(PROBLEM DESCRIPTION):
Below are some records; retype all of them exactly.

(Saved entries)
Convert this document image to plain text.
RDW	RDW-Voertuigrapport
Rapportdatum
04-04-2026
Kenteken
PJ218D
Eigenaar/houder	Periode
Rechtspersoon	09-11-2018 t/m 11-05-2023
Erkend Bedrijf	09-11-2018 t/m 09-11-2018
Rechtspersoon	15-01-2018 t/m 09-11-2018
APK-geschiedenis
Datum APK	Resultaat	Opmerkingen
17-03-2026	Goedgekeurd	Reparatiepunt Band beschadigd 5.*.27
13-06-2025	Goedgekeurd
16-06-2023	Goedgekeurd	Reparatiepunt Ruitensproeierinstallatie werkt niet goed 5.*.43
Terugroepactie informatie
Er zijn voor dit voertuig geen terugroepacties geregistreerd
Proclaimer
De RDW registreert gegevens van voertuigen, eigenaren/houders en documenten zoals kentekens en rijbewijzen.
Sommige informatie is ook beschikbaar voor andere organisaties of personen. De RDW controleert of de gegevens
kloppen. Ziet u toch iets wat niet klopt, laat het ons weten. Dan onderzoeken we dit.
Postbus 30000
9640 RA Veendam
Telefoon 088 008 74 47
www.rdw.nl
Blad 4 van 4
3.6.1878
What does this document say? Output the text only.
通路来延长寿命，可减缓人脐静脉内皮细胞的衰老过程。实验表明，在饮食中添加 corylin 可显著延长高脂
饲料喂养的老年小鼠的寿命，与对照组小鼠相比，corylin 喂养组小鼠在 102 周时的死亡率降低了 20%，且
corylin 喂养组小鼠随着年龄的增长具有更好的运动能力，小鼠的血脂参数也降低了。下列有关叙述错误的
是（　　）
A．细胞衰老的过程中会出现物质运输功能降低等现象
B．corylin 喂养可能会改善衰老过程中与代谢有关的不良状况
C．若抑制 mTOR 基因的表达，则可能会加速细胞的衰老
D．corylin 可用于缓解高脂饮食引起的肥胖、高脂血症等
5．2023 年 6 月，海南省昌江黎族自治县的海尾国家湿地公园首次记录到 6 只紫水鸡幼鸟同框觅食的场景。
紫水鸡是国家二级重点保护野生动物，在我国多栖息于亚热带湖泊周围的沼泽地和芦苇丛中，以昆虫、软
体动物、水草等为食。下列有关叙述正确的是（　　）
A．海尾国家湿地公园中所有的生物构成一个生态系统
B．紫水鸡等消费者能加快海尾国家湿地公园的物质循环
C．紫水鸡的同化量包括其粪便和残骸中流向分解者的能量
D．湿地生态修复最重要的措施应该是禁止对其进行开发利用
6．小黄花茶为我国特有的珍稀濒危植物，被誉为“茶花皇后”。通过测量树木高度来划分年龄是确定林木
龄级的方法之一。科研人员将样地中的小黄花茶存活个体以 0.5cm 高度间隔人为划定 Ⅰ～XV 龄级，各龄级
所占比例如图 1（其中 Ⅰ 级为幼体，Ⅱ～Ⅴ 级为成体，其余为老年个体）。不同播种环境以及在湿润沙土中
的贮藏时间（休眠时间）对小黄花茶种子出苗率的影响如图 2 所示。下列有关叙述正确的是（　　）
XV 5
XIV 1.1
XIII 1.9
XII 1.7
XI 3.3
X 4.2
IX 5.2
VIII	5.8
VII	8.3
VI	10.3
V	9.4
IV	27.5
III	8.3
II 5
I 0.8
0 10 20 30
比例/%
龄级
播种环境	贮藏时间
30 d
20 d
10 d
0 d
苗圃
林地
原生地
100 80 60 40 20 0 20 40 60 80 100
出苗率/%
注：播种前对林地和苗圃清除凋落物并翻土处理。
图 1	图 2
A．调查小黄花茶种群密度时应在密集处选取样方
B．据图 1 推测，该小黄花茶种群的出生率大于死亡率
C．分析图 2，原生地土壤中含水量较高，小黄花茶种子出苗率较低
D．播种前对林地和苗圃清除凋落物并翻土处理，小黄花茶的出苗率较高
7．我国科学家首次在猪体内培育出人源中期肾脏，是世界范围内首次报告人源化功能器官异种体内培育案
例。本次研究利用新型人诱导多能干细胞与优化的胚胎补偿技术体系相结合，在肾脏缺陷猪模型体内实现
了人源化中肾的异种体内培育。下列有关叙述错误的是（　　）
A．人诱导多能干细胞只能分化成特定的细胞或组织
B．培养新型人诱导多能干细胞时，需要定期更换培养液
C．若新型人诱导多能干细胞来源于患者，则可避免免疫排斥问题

(RESPONSE BELOW):
Convert this document image to plain text.
RDW	RDW-Voertuigrapport
Rapportdatum
04-04-2026
Kenteken
PJ218D
Eigenaar/houder	Periode
Rechtspersoon	09-11-2018 t/m 11-05-2023
Erkend Bedrijf	09-11-2018 t/m 09-11-2018
Rechtspersoon	15-01-2018 t/m 09-11-2018
APK-geschiedenis
Datum APK	Resultaat	Opmerkingen
17-03-2026	Goedgekeurd	Reparatiepunt Band beschadigd 5.*.27
13-06-2025	Goedgekeurd
16-06-2023	Goedgekeurd	Reparatiepunt Ruitensproeierinstallatie werkt niet goed 5.*.43
Terugroepactie informatie
Er zijn voor dit voertuig geen terugroepacties geregistreerd
Proclaimer
De RDW registreert gegevens van voertuigen, eigenaren/houders en documenten zoals kentekens en rijbewijzen.
Sommige informatie is ook beschikbaar voor andere organisaties of personen. De RDW controleert of de gegevens
kloppen. Ziet u toch iets wat niet klopt, laat het ons weten. Dan onderzoeken we dit.
Postbus 30000
9640 RA Veendam
Telefoon 088 008 74 47
www.rdw.nl
Blad 4 van 4
3.6.1878
What does this document say? Output the text only.
通路来延长寿命，可减缓人脐静脉内皮细胞的衰老过程。实验表明，在饮食中添加 corylin 可显著延长高脂
饲料喂养的老年小鼠的寿命，与对照组小鼠相比，corylin 喂养组小鼠在 102 周时的死亡率降低了 20%，且
corylin 喂养组小鼠随着年龄的增长具有更好的运动能力，小鼠的血脂参数也降低了。下列有关叙述错误的
是（　　）
A．细胞衰老的过程中会出现物质运输功能降低等现象
B．corylin 喂养可能会改善衰老过程中与代谢有关的不良状况
C．若抑制 mTOR 基因的表达，则可能会加速细胞的衰老
D．corylin 可用于缓解高脂饮食引起的肥胖、高脂血症等
5．2023 年 6 月，海南省昌江黎族自治县的海尾国家湿地公园首次记录到 6 只紫水鸡幼鸟同框觅食的场景。
紫水鸡是国家二级重点保护野生动物，在我国多栖息于亚热带湖泊周围的沼泽地和芦苇丛中，以昆虫、软
体动物、水草等为食。下列有关叙述正确的是（　　）
A．海尾国家湿地公园中所有的生物构成一个生态系统
B．紫水鸡等消费者能加快海尾国家湿地公园的物质循环
C．紫水鸡的同化量包括其粪便和残骸中流向分解者的能量
D．湿地生态修复最重要的措施应该是禁止对其进行开发利用
6．小黄花茶为我国特有的珍稀濒危植物，被誉为“茶花皇后”。通过测量树木高度来划分年龄是确定林木
龄级的方法之一。科研人员将样地中的小黄花茶存活个体以 0.5cm 高度间隔人为划定 Ⅰ～XV 龄级，各龄级
所占比例如图 1（其中 Ⅰ 级为幼体，Ⅱ～Ⅴ 级为成体，其余为老年个体）。不同播种环境以及在湿润沙土中
的贮藏时间（休眠时间）对小黄花茶种子出苗率的影响如图 2 所示。下列有关叙述正确的是（　　）
XV 5
XIV 1.1
XIII 1.9
XII 1.7
XI 3.3
X 4.2
IX 5.2
VIII	5.8
VII	8.3
VI	10.3
V	9.4
IV	27.5
III	8.3
II 5
I 0.8
0 10 20 30
比例/%
龄级
播种环境	贮藏时间
30 d
20 d
10 d
0 d
苗圃
林地
原生地
100 80 60 40 20 0 20 40 60 80 100
出苗率/%
注：播种前对林地和苗圃清除凋落物并翻土处理。
图 1	图 2
A．调查小黄花茶种群密度时应在密集处选取样方
B．据图 1 推测，该小黄花茶种群的出生率大于死亡率
C．分析图 2，原生地土壤中含水量较高，小黄花茶种子出苗率较低
D．播种前对林地和苗圃清除凋落物并翻土处理，小黄花茶的出苗率较高
7．我国科学家首次在猪体内培育出人源中期肾脏，是世界范围内首次报告人源化功能器官异种体内培育案
例。本次研究利用新型人诱导多能干细胞与优化的胚胎补偿技术体系相结合，在肾脏缺陷猪模型体内实现
了人源化中肾的异种体内培育。下列有关叙述错误的是（　　）
A．人诱导多能干细胞只能分化成特定的细胞或组织
B．培养新型人诱导多能干细胞时，需要定期更换培养液
C．若新型人诱导多能干细胞来源于患者，则可避免免疫排斥问题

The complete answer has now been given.